▶ _SOURCE RECORDS_:
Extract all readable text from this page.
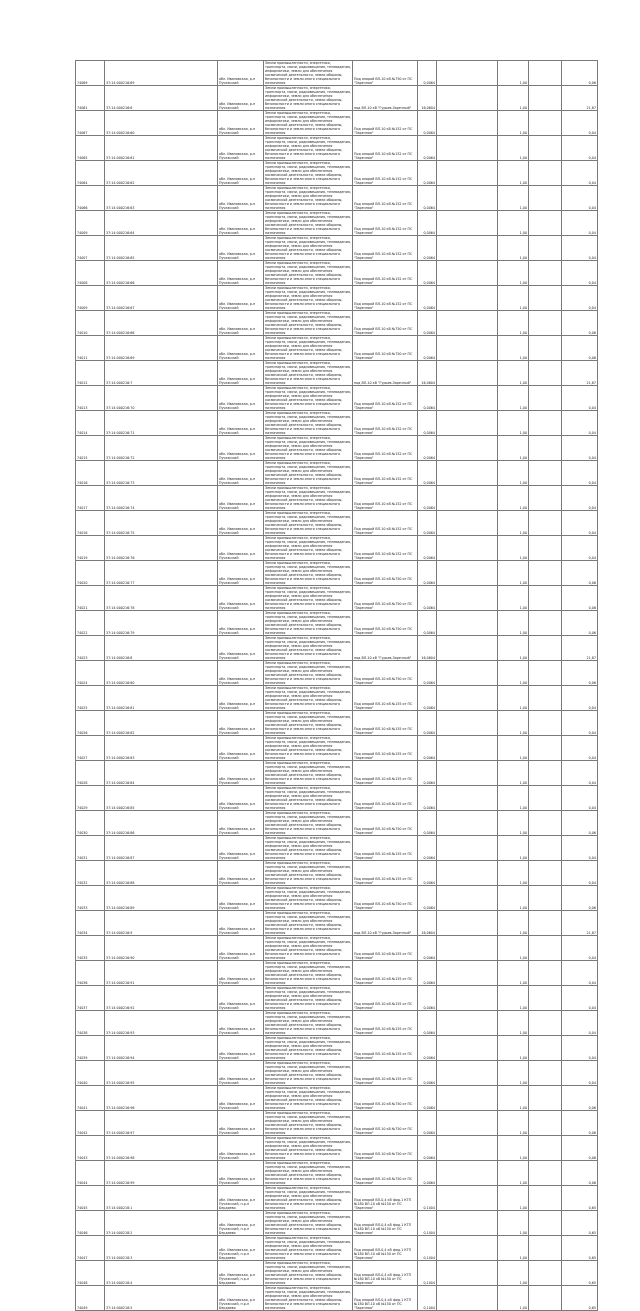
74069	37:14:000216:69	обл. Ивановская, р-н Пучежский	Земли промышленности, энергетики, транспорта, связи, радиовещания, телевидения, информатики, земли для обеспечения космической деятельности, земли обороны, безопасности и земли иного специального назначения	Под опорой ВЛ-10 кВ №750 от ПС "Заречная"	0,0064		1,00		0,06
74061	37:14:000216:6	обл. Ивановская, р-н Пучежский	Земли промышленности, энергетики, транспорта, связи, радиовещания, телевидения, информатики, земли для обеспечения космической деятельности, земли обороны, безопасности и земли иного специального назначения	под ВЛ-10 кВ "Гурьев-Заречный"	16,0604		1,00		21,87
74067	37:14:000216:60	обл. Ивановская, р-н Пучежский	Земли промышленности, энергетики, транспорта, связи, радиовещания, телевидения, информатики, земли для обеспечения космической деятельности, земли обороны, безопасности и земли иного специального назначения	Под опорой ВЛ-10 кВ №152 от ПС "Заречная"	0,0064		1,00		0,04
74065	37:14:000216:61	обл. Ивановская, р-н Пучежский	Земли промышленности, энергетики, транспорта, связи, радиовещания, телевидения, информатики, земли для обеспечения космической деятельности, земли обороны, безопасности и земли иного специального назначения	Под опорой ВЛ-10 кВ №152 от ПС "Заречная"	0,0064		1,00		0,04
74064	37:14:000216:62	обл. Ивановская, р-н Пучежский	Земли промышленности, энергетики, транспорта, связи, радиовещания, телевидения, информатики, земли для обеспечения космической деятельности, земли обороны, безопасности и земли иного специального назначения	Под опорой ВЛ-10 кВ №152 от ПС "Заречная"	0,0064		1,00		0,04
74066	37:14:000216:63	обл. Ивановская, р-н Пучежский	Земли промышленности, энергетики, транспорта, связи, радиовещания, телевидения, информатики, земли для обеспечения космической деятельности, земли обороны, безопасности и земли иного специального назначения	Под опорой ВЛ-10 кВ №152 от ПС "Заречная"	0,0064		1,00		0,04
74009	37:14:000216:64	обл. Ивановская, р-н Пучежский	Земли промышленности, энергетики, транспорта, связи, радиовещания, телевидения, информатики, земли для обеспечения космической деятельности, земли обороны, безопасности и земли иного специального назначения	Под опорой ВЛ-10 кВ №152 от ПС "Заречная"	0,0064		1,00		0,04
74007	37:14:000216:65	обл. Ивановская, р-н Пучежский	Земли промышленности, энергетики, транспорта, связи, радиовещания, телевидения, информатики, земли для обеспечения космической деятельности, земли обороны, безопасности и земли иного специального назначения	Под опорой ВЛ-10 кВ №152 от ПС "Заречная"	0,0064		1,00		0,04
74008	37:14:000216:66	обл. Ивановская, р-н Пучежский	Земли промышленности, энергетики, транспорта, связи, радиовещания, телевидения, информатики, земли для обеспечения космической деятельности, земли обороны, безопасности и земли иного специального назначения	Под опорой ВЛ-10 кВ №152 от ПС "Заречная"	0,0064		1,00		0,04
74009	37:14:000216:67	обл. Ивановская, р-н Пучежский	Земли промышленности, энергетики, транспорта, связи, радиовещания, телевидения, информатики, земли для обеспечения космической деятельности, земли обороны, безопасности и земли иного специального назначения	Под опорой ВЛ-10 кВ №152 от ПС "Заречная"	0,0064		1,00		0,04
74010	37:14:000216:68	обл. Ивановская, р-н Пучежский	Земли промышленности, энергетики, транспорта, связи, радиовещания, телевидения, информатики, земли для обеспечения космической деятельности, земли обороны, безопасности и земли иного специального назначения	Под опорой ВЛ-10 кВ №750 от ПС "Заречная"	0,0064		1,00		0,06
74011	37:14:000216:69	обл. Ивановская, р-н Пучежский	Земли промышленности, энергетики, транспорта, связи, радиовещания, телевидения, информатики, земли для обеспечения космической деятельности, земли обороны, безопасности и земли иного специального назначения	Под опорой ВЛ-10 кВ №750 от ПС "Заречная"	0,0064		1,00		0,06
74012	37:14:000216:7	обл. Ивановская, р-н Пучежский	Земли промышленности, энергетики, транспорта, связи, радиовещания, телевидения, информатики, земли для обеспечения космической деятельности, земли обороны, безопасности и земли иного специального назначения	под ВЛ-10 кВ "Гурьев-Заречный"	16,0604		1,00		21,87
74013	37:14:000216:70	обл. Ивановская, р-н Пучежский	Земли промышленности, энергетики, транспорта, связи, радиовещания, телевидения, информатики, земли для обеспечения космической деятельности, земли обороны, безопасности и земли иного специального назначения	Под опорой ВЛ-10 кВ №152 от ПС "Заречная"	0,0064		1,00		0,04
74014	37:14:000216:71	обл. Ивановская, р-н Пучежский	Земли промышленности, энергетики, транспорта, связи, радиовещания, телевидения, информатики, земли для обеспечения космической деятельности, земли обороны, безопасности и земли иного специального назначения	Под опорой ВЛ-10 кВ №152 от ПС "Заречная"	0,0064		1,00		0,04
74015	37:14:000216:72	обл. Ивановская, р-н Пучежский	Земли промышленности, энергетики, транспорта, связи, радиовещания, телевидения, информатики, земли для обеспечения космической деятельности, земли обороны, безопасности и земли иного специального назначения	Под опорой ВЛ-10 кВ №152 от ПС "Заречная"	0,0064		1,00		0,04
74016	37:14:000216:73	обл. Ивановская, р-н Пучежский	Земли промышленности, энергетики, транспорта, связи, радиовещания, телевидения, информатики, земли для обеспечения космической деятельности, земли обороны, безопасности и земли иного специального назначения	Под опорой ВЛ-10 кВ №152 от ПС "Заречная"	0,0064		1,00		0,04
74017	37:14:000216:74	обл. Ивановская, р-н Пучежский	Земли промышленности, энергетики, транспорта, связи, радиовещания, телевидения, информатики, земли для обеспечения космической деятельности, земли обороны, безопасности и земли иного специального назначения	Под опорой ВЛ-10 кВ №152 от ПС "Заречная"	0,0064		1,00		0,04
74018	37:14:000216:75	обл. Ивановская, р-н Пучежский	Земли промышленности, энергетики, транспорта, связи, радиовещания, телевидения, информатики, земли для обеспечения космической деятельности, земли обороны, безопасности и земли иного специального назначения	Под опорой ВЛ-10 кВ №152 от ПС "Заречная"	0,0064		1,00		0,04
74019	37:14:000216:76	обл. Ивановская, р-н Пучежский	Земли промышленности, энергетики, транспорта, связи, радиовещания, телевидения, информатики, земли для обеспечения космической деятельности, земли обороны, безопасности и земли иного специального назначения	Под опорой ВЛ-10 кВ №152 от ПС "Заречная"	0,0064		1,00		0,04
74020	37:14:000216:77	обл. Ивановская, р-н Пучежский	Земли промышленности, энергетики, транспорта, связи, радиовещания, телевидения, информатики, земли для обеспечения космической деятельности, земли обороны, безопасности и земли иного специального назначения	Под опорой ВЛ-10 кВ №750 от ПС "Заречная"	0,0064		1,00		0,06
74021	37:14:000216:78	обл. Ивановская, р-н Пучежский	Земли промышленности, энергетики, транспорта, связи, радиовещания, телевидения, информатики, земли для обеспечения космической деятельности, земли обороны, безопасности и земли иного специального назначения	Под опорой ВЛ-10 кВ №750 от ПС "Заречная"	0,0064		1,00		0,06
74022	37:14:000216:79	обл. Ивановская, р-н Пучежский	Земли промышленности, энергетики, транспорта, связи, радиовещания, телевидения, информатики, земли для обеспечения космической деятельности, земли обороны, безопасности и земли иного специального назначения	Под опорой ВЛ-10 кВ №750 от ПС "Заречная"	0,0064		1,00		0,06
74023	37:14:000216:8	обл. Ивановская, р-н Пучежский	Земли промышленности, энергетики, транспорта, связи, радиовещания, телевидения, информатики, земли для обеспечения космической деятельности, земли обороны, безопасности и земли иного специального назначения	под ВЛ-10 кВ "Гурьев-Заречный"	16,0604		1,00		21,87
74024	37:14:000216:80	обл. Ивановская, р-н Пучежский	Земли промышленности, энергетики, транспорта, связи, радиовещания, телевидения, информатики, земли для обеспечения космической деятельности, земли обороны, безопасности и земли иного специального назначения	Под опорой ВЛ-10 кВ №750 от ПС "Заречная"	0,0064		1,00		0,06
74025	37:14:000216:81	обл. Ивановская, р-н Пучежский	Земли промышленности, энергетики, транспорта, связи, радиовещания, телевидения, информатики, земли для обеспечения космической деятельности, земли обороны, безопасности и земли иного специального назначения	Под опорой ВЛ-10 кВ №155 от ПС "Заречная"	0,0064		1,00		0,04
74026	37:14:000216:82	обл. Ивановская, р-н Пучежский	Земли промышленности, энергетики, транспорта, связи, радиовещания, телевидения, информатики, земли для обеспечения космической деятельности, земли обороны, безопасности и земли иного специального назначения	Под опорой ВЛ-10 кВ №155 от ПС "Заречная"	0,0064		1,00		0,04
74027	37:14:000216:83	обл. Ивановская, р-н Пучежский	Земли промышленности, энергетики, транспорта, связи, радиовещания, телевидения, информатики, земли для обеспечения космической деятельности, земли обороны, безопасности и земли иного специального назначения	Под опорой ВЛ-10 кВ №155 от ПС "Заречная"	0,0064		1,00		0,04
74028	37:14:000216:84	обл. Ивановская, р-н Пучежский	Земли промышленности, энергетики, транспорта, связи, радиовещания, телевидения, информатики, земли для обеспечения космической деятельности, земли обороны, безопасности и земли иного специального назначения	Под опорой ВЛ-10 кВ №155 от ПС "Заречная"	0,0064		1,00		0,04
74029	37:14:000216:85	обл. Ивановская, р-н Пучежский	Земли промышленности, энергетики, транспорта, связи, радиовещания, телевидения, информатики, земли для обеспечения космической деятельности, земли обороны, безопасности и земли иного специального назначения	Под опорой ВЛ-10 кВ №155 от ПС "Заречная"	0,0064		1,00		0,04
74030	37:14:000216:86	обл. Ивановская, р-н Пучежский	Земли промышленности, энергетики, транспорта, связи, радиовещания, телевидения, информатики, земли для обеспечения космической деятельности, земли обороны, безопасности и земли иного специального назначения	Под опорой ВЛ-10 кВ №750 от ПС "Заречная"	0,0064		1,00		0,06
74031	37:14:000216:87	обл. Ивановская, р-н Пучежский	Земли промышленности, энергетики, транспорта, связи, радиовещания, телевидения, информатики, земли для обеспечения космической деятельности, земли обороны, безопасности и земли иного специального назначения	Под опорой ВЛ-10 кВ №155 от ПС "Заречная"	0,0064		1,00		0,04
74032	37:14:000216:88	обл. Ивановская, р-н Пучежский	Земли промышленности, энергетики, транспорта, связи, радиовещания, телевидения, информатики, земли для обеспечения космической деятельности, земли обороны, безопасности и земли иного специального назначения	Под опорой ВЛ-10 кВ №155 от ПС "Заречная"	0,0064		1,00		0,04
74033	37:14:000216:89	обл. Ивановская, р-н Пучежский	Земли промышленности, энергетики, транспорта, связи, радиовещания, телевидения, информатики, земли для обеспечения космической деятельности, земли обороны, безопасности и земли иного специального назначения	Под опорой ВЛ-10 кВ №750 от ПС "Заречная"	0,0064		1,00		0,06
74034	37:14:000216:9	обл. Ивановская, р-н Пучежский	Земли промышленности, энергетики, транспорта, связи, радиовещания, телевидения, информатики, земли для обеспечения космической деятельности, земли обороны, безопасности и земли иного специального назначения	под ВЛ-10 кВ "Гурьев-Заречный"	16,0604		1,00		21,87
74035	37:14:000216:90	обл. Ивановская, р-н Пучежский	Земли промышленности, энергетики, транспорта, связи, радиовещания, телевидения, информатики, земли для обеспечения космической деятельности, земли обороны, безопасности и земли иного специального назначения	Под опорой ВЛ-10 кВ №155 от ПС "Заречная"	0,0064		1,00		0,04
74036	37:14:000216:91	обл. Ивановская, р-н Пучежский	Земли промышленности, энергетики, транспорта, связи, радиовещания, телевидения, информатики, земли для обеспечения космической деятельности, земли обороны, безопасности и земли иного специального назначения	Под опорой ВЛ-10 кВ №155 от ПС "Заречная"	0,0064		1,00		0,04
74037	37:14:000216:92	обл. Ивановская, р-н Пучежский	Земли промышленности, энергетики, транспорта, связи, радиовещания, телевидения, информатики, земли для обеспечения космической деятельности, земли обороны, безопасности и земли иного специального назначения	Под опорой ВЛ-10 кВ №155 от ПС "Заречная"	0,0064		1,00		0,04
74038	37:14:000216:93	обл. Ивановская, р-н Пучежский	Земли промышленности, энергетики, транспорта, связи, радиовещания, телевидения, информатики, земли для обеспечения космической деятельности, земли обороны, безопасности и земли иного специального назначения	Под опорой ВЛ-10 кВ №155 от ПС "Заречная"	0,0064		1,00		0,04
74039	37:14:000216:94	обл. Ивановская, р-н Пучежский	Земли промышленности, энергетики, транспорта, связи, радиовещания, телевидения, информатики, земли для обеспечения космической деятельности, земли обороны, безопасности и земли иного специального назначения	Под опорой ВЛ-10 кВ №155 от ПС "Заречная"	0,0064		1,00		0,04
74040	37:14:000216:95	обл. Ивановская, р-н Пучежский	Земли промышленности, энергетики, транспорта, связи, радиовещания, телевидения, информатики, земли для обеспечения космической деятельности, земли обороны, безопасности и земли иного специального назначения	Под опорой ВЛ-10 кВ №155 от ПС "Заречная"	0,0064		1,00		0,04
74041	37:14:000216:96	обл. Ивановская, р-н Пучежский	Земли промышленности, энергетики, транспорта, связи, радиовещания, телевидения, информатики, земли для обеспечения космической деятельности, земли обороны, безопасности и земли иного специального назначения	Под опорой ВЛ-10 кВ №750 от ПС "Заречная"	0,0064		1,00		0,06
74042	37:14:000216:97	обл. Ивановская, р-н Пучежский	Земли промышленности, энергетики, транспорта, связи, радиовещания, телевидения, информатики, земли для обеспечения космической деятельности, земли обороны, безопасности и земли иного специального назначения	Под опорой ВЛ-10 кВ №750 от ПС "Заречная"	0,0064		1,00		0,06
74043	37:14:000216:98	обл. Ивановская, р-н Пучежский	Земли промышленности, энергетики, транспорта, связи, радиовещания, телевидения, информатики, земли для обеспечения космической деятельности, земли обороны, безопасности и земли иного специального назначения	Под опорой ВЛ-10 кВ №750 от ПС "Заречная"	0,0064		1,00		0,06
74044	37:14:000216:99	обл. Ивановская, р-н Пучежский	Земли промышленности, энергетики, транспорта, связи, радиовещания, телевидения, информатики, земли для обеспечения космической деятельности, земли обороны, безопасности и земли иного специального назначения	Под опорой ВЛ-10 кВ №750 от ПС "Заречная"	0,0064		1,00		0,06
74045	37:14:000218:1	обл. Ивановская, р-н Пучежский, п.р-н Бердяево	Земли промышленности, энергетики, транспорта, связи, радиовещания, телевидения, информатики, земли для обеспечения космической деятельности, земли обороны, безопасности и земли иного специального назначения	Под опорой ВЛ-0,4 кВ фид.1 КТП №180 ВЛ-10 кВ №150 от ПС "Заречная"	0,1004		1,00		0,65
74046	37:14:000218:2	обл. Ивановская, р-н Пучежский, п.р-н Бердяево	Земли промышленности, энергетики, транспорта, связи, радиовещания, телевидения, информатики, земли для обеспечения космической деятельности, земли обороны, безопасности и земли иного специального назначения	Под опорой ВЛ-0,4 кВ фид.1 КТП №180 ВЛ-10 кВ №150 от ПС "Заречная"	0,1004		1,00		0,65
74047	37:14:000218:3	обл. Ивановская, р-н Пучежский, п.р-н Бердяево	Земли промышленности, энергетики, транспорта, связи, радиовещания, телевидения, информатики, земли для обеспечения космической деятельности, земли обороны, безопасности и земли иного специального назначения	Под опорой ВЛ-0,4 кВ фид.1 КТП №180 ВЛ-10 кВ №150 от ПС "Заречная"	0,1004		1,00		0,65
74048	37:14:000218:4	обл. Ивановская, р-н Пучежский, п.р-н Бердяево	Земли промышленности, энергетики, транспорта, связи, радиовещания, телевидения, информатики, земли для обеспечения космической деятельности, земли обороны, безопасности и земли иного специального назначения	Под опорой ВЛ-0,4 кВ фид.1 КТП №180 ВЛ-10 кВ №150 от ПС "Заречная"	0,1004		1,00		0,65
74049	37:14:000218:5	обл. Ивановская, р-н Пучежский, п.р-н Бердяево	Земли промышленности, энергетики, транспорта, связи, радиовещания, телевидения, информатики, земли для обеспечения космической деятельности, земли обороны, безопасности и земли иного специального назначения	Под опорой ВЛ-0,4 кВ фид.1 КТП №180 ВЛ-10 кВ №150 от ПС "Заречная"	0,1004		1,00		0,65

▶ _WHAT TO DO_:
Copy out each line of the records where the string "Бердяево" appears.

▶ _FINAL ANSWER_:
74045	37:14:000218:1	обл. Ивановская, р-н Пучежский, п.р-н Бердяево	Земли промышленности, энергетики, транспорта, связи, радиовещания, телевидения, информатики, земли для обеспечения космической деятельности, земли обороны, безопасности и земли иного специального назначения	Под опорой ВЛ-0,4 кВ фид.1 КТП №180 ВЛ-10 кВ №150 от ПС "Заречная"	0,1004		1,00		0,65
74046	37:14:000218:2	обл. Ивановская, р-н Пучежский, п.р-н Бердяево	Земли промышленности, энергетики, транспорта, связи, радиовещания, телевидения, информатики, земли для обеспечения космической деятельности, земли обороны, безопасности и земли иного специального назначения	Под опорой ВЛ-0,4 кВ фид.1 КТП №180 ВЛ-10 кВ №150 от ПС "Заречная"	0,1004		1,00		0,65
74047	37:14:000218:3	обл. Ивановская, р-н Пучежский, п.р-н Бердяево	Земли промышленности, энергетики, транспорта, связи, радиовещания, телевидения, информатики, земли для обеспечения космической деятельности, земли обороны, безопасности и земли иного специального назначения	Под опорой ВЛ-0,4 кВ фид.1 КТП №180 ВЛ-10 кВ №150 от ПС "Заречная"	0,1004		1,00		0,65
74048	37:14:000218:4	обл. Ивановская, р-н Пучежский, п.р-н Бердяево	Земли промышленности, энергетики, транспорта, связи, радиовещания, телевидения, информатики, земли для обеспечения космической деятельности, земли обороны, безопасности и земли иного специального назначения	Под опорой ВЛ-0,4 кВ фид.1 КТП №180 ВЛ-10 кВ №150 от ПС "Заречная"	0,1004		1,00		0,65
74049	37:14:000218:5	обл. Ивановская, р-н Пучежский, п.р-н Бердяево	Земли промышленности, энергетики, транспорта, связи, радиовещания, телевидения, информатики, земли для обеспечения космической деятельности, земли обороны, безопасности и земли иного специального назначения	Под опорой ВЛ-0,4 кВ фид.1 КТП №180 ВЛ-10 кВ №150 от ПС "Заречная"	0,1004		1,00		0,65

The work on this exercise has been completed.